> **Set task**: Nothing but the lines from the one containing "Serialize everything readable" through the last line should be written out, please, exactly as they stand.

Stored data:
--- Begin ---
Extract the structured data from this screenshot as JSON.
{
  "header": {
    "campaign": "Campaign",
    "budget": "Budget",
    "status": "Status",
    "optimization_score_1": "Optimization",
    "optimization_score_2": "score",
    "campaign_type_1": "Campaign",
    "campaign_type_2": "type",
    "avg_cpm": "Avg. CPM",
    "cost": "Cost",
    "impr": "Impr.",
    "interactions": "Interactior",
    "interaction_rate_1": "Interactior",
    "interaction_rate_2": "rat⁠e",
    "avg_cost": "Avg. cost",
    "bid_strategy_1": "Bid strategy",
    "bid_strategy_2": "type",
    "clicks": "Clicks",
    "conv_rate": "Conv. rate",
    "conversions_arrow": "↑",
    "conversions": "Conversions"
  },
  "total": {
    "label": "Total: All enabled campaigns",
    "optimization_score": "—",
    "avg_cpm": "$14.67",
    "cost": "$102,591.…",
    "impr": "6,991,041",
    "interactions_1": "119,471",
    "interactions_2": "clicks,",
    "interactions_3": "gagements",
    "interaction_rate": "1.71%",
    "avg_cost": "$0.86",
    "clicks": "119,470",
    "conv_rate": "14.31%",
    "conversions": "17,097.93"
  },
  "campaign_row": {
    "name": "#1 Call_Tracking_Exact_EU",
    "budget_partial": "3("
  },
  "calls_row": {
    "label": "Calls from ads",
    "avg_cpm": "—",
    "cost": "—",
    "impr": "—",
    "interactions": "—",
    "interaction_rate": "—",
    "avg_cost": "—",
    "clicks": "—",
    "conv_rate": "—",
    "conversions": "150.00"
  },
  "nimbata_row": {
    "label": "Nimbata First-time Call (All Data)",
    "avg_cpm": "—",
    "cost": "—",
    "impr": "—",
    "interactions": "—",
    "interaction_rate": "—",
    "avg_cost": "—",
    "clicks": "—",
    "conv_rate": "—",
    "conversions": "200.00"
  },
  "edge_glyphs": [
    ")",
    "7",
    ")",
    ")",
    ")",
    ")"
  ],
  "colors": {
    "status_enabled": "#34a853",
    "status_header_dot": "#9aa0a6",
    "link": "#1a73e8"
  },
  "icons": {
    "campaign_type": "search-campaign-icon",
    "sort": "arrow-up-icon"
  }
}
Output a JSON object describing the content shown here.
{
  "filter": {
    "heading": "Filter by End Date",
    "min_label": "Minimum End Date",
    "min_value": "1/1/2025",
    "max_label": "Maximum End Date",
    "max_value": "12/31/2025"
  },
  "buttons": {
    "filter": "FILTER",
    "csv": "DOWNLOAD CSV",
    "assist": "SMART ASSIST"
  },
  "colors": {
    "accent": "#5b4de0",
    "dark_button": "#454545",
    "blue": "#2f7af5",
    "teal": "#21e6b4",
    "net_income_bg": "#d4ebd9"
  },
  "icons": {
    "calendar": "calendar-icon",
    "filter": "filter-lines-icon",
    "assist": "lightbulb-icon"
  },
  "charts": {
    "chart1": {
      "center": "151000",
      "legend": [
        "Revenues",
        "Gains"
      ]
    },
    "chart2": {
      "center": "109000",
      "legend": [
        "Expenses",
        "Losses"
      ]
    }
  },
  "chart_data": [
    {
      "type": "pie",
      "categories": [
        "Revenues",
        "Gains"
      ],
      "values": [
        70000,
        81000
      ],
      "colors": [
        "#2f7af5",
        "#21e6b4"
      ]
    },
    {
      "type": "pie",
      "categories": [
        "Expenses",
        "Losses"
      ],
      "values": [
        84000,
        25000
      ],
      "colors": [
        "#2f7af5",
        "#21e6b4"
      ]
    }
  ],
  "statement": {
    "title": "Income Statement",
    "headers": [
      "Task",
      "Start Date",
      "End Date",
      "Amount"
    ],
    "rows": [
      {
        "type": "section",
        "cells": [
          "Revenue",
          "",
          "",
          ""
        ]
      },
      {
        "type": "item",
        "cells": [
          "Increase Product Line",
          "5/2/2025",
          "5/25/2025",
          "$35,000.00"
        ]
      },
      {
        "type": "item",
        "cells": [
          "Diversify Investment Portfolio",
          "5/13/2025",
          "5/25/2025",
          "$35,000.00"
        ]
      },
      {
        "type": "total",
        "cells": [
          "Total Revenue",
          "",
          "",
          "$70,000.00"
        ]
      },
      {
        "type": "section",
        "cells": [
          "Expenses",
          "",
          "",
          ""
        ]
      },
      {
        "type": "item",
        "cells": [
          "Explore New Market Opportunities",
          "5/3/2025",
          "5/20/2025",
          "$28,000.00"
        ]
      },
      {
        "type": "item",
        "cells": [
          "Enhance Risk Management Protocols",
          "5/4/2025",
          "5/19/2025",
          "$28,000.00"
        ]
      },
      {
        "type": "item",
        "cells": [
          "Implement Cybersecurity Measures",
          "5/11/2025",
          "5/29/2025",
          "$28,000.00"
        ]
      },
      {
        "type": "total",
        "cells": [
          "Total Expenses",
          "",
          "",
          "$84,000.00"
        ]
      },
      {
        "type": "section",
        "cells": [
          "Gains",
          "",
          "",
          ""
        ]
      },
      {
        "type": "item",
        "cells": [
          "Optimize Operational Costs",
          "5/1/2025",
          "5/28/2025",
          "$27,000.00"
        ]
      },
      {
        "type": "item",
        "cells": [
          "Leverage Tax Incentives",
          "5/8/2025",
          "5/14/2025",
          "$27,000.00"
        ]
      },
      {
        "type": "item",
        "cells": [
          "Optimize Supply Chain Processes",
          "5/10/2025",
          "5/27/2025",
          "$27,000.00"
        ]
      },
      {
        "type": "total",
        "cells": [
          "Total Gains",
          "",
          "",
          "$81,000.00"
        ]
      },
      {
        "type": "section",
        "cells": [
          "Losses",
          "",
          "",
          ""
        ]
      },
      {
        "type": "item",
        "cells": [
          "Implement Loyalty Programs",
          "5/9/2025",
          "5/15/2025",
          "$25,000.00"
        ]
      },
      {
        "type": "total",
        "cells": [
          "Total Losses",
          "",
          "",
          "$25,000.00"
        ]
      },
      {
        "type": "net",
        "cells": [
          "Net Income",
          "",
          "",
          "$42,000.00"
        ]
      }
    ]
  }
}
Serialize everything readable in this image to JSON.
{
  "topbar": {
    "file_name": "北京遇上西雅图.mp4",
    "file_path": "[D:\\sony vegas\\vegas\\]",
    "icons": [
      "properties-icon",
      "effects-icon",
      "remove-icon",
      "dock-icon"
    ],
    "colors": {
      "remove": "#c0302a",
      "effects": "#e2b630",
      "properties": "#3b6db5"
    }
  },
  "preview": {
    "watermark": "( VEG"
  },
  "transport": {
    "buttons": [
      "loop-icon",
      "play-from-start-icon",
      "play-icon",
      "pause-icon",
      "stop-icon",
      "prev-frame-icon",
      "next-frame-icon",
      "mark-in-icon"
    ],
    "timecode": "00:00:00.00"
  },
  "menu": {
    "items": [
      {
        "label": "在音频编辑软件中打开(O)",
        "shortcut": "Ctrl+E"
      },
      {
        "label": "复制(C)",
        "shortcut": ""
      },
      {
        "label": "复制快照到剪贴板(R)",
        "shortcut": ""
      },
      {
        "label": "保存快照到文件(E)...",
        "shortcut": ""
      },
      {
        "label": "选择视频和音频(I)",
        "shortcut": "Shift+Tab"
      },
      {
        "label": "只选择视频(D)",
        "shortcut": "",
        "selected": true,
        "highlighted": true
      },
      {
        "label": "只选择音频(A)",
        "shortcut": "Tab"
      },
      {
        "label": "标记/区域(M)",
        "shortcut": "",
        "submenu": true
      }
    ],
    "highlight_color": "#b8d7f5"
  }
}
--- End ---
> **Reply to the exercise**:
Serialize everything readable in this image to JSON.
{
  "topbar": {
    "file_name": "北京遇上西雅图.mp4",
    "file_path": "[D:\\sony vegas\\vegas\\]",
    "icons": [
      "properties-icon",
      "effects-icon",
      "remove-icon",
      "dock-icon"
    ],
    "colors": {
      "remove": "#c0302a",
      "effects": "#e2b630",
      "properties": "#3b6db5"
    }
  },
  "preview": {
    "watermark": "( VEG"
  },
  "transport": {
    "buttons": [
      "loop-icon",
      "play-from-start-icon",
      "play-icon",
      "pause-icon",
      "stop-icon",
      "prev-frame-icon",
      "next-frame-icon",
      "mark-in-icon"
    ],
    "timecode": "00:00:00.00"
  },
  "menu": {
    "items": [
      {
        "label": "在音频编辑软件中打开(O)",
        "shortcut": "Ctrl+E"
      },
      {
        "label": "复制(C)",
        "shortcut": ""
      },
      {
        "label": "复制快照到剪贴板(R)",
        "shortcut": ""
      },
      {
        "label": "保存快照到文件(E)...",
        "shortcut": ""
      },
      {
        "label": "选择视频和音频(I)",
        "shortcut": "Shift+Tab"
      },
      {
        "label": "只选择视频(D)",
        "shortcut": "",
        "selected": true,
        "highlighted": true
      },
      {
        "label": "只选择音频(A)",
        "shortcut": "Tab"
      },
      {
        "label": "标记/区域(M)",
        "shortcut": "",
        "submenu": true
      }
    ],
    "highlight_color": "#b8d7f5"
  }
}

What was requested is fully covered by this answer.